**TASK ITEM**:
Copy every line of the entries that includes the word "producir".

**DATA PROVIDED**:
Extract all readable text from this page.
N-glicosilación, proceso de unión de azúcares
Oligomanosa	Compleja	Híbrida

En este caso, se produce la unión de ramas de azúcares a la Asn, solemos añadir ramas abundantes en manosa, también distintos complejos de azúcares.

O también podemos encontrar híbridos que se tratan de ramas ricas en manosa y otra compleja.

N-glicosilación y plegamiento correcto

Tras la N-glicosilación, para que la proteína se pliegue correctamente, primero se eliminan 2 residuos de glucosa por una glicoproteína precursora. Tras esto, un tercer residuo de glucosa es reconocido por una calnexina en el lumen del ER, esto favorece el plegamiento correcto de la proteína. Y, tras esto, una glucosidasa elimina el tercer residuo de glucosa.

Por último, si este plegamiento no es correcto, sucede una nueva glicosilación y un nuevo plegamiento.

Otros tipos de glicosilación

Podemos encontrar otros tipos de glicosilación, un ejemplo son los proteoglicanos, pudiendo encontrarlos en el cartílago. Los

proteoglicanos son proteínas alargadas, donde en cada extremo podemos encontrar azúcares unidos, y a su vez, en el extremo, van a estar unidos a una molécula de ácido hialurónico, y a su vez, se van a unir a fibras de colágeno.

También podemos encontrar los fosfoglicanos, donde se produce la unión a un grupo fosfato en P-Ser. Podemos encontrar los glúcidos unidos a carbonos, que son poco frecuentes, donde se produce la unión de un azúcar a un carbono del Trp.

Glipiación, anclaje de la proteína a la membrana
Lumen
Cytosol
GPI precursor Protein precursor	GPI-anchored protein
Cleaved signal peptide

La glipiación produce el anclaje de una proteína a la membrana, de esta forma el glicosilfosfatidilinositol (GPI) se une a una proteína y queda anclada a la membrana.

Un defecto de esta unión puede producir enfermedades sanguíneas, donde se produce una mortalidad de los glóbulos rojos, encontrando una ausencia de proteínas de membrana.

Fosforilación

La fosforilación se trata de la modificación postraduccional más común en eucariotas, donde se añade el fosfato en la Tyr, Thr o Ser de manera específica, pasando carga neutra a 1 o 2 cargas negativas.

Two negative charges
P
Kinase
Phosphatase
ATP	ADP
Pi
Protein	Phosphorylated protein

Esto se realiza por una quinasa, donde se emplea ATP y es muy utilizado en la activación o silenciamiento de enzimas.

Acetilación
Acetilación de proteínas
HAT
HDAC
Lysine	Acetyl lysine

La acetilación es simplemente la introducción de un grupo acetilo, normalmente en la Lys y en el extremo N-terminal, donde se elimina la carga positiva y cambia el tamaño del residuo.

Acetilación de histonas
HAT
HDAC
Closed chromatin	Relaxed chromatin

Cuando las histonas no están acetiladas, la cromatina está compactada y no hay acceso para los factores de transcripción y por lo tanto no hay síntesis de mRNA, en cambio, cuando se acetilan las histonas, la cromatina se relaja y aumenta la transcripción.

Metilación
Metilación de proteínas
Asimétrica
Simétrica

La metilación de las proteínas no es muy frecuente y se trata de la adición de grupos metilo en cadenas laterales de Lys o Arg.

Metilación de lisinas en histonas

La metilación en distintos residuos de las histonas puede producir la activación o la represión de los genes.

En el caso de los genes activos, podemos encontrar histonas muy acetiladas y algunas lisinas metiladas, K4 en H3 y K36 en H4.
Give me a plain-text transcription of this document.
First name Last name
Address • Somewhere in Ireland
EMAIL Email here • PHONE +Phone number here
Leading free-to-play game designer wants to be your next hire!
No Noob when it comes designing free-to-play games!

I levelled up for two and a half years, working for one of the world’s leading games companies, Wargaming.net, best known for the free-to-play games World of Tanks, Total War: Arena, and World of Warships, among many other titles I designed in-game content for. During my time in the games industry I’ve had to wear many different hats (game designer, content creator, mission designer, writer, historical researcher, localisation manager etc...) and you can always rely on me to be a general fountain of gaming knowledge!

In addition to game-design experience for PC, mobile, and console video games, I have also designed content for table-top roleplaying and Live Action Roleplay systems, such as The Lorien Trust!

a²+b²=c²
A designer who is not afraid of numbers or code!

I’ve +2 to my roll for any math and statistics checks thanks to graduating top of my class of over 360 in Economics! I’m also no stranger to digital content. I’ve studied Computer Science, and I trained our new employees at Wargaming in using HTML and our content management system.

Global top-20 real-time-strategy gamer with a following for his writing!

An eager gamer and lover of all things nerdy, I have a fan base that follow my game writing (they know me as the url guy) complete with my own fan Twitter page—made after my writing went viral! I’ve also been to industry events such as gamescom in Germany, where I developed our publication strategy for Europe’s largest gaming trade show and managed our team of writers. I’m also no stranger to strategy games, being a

**ANSWER TO THE EXERCISE**:
Un defecto de esta unión puede producir enfermedades sanguíneas, donde se produce una mortalidad de los glóbulos rojos, encontrando una ausencia de proteínas de membrana.
La metilación en distintos residuos de las histonas puede producir la activación o la represión de los genes.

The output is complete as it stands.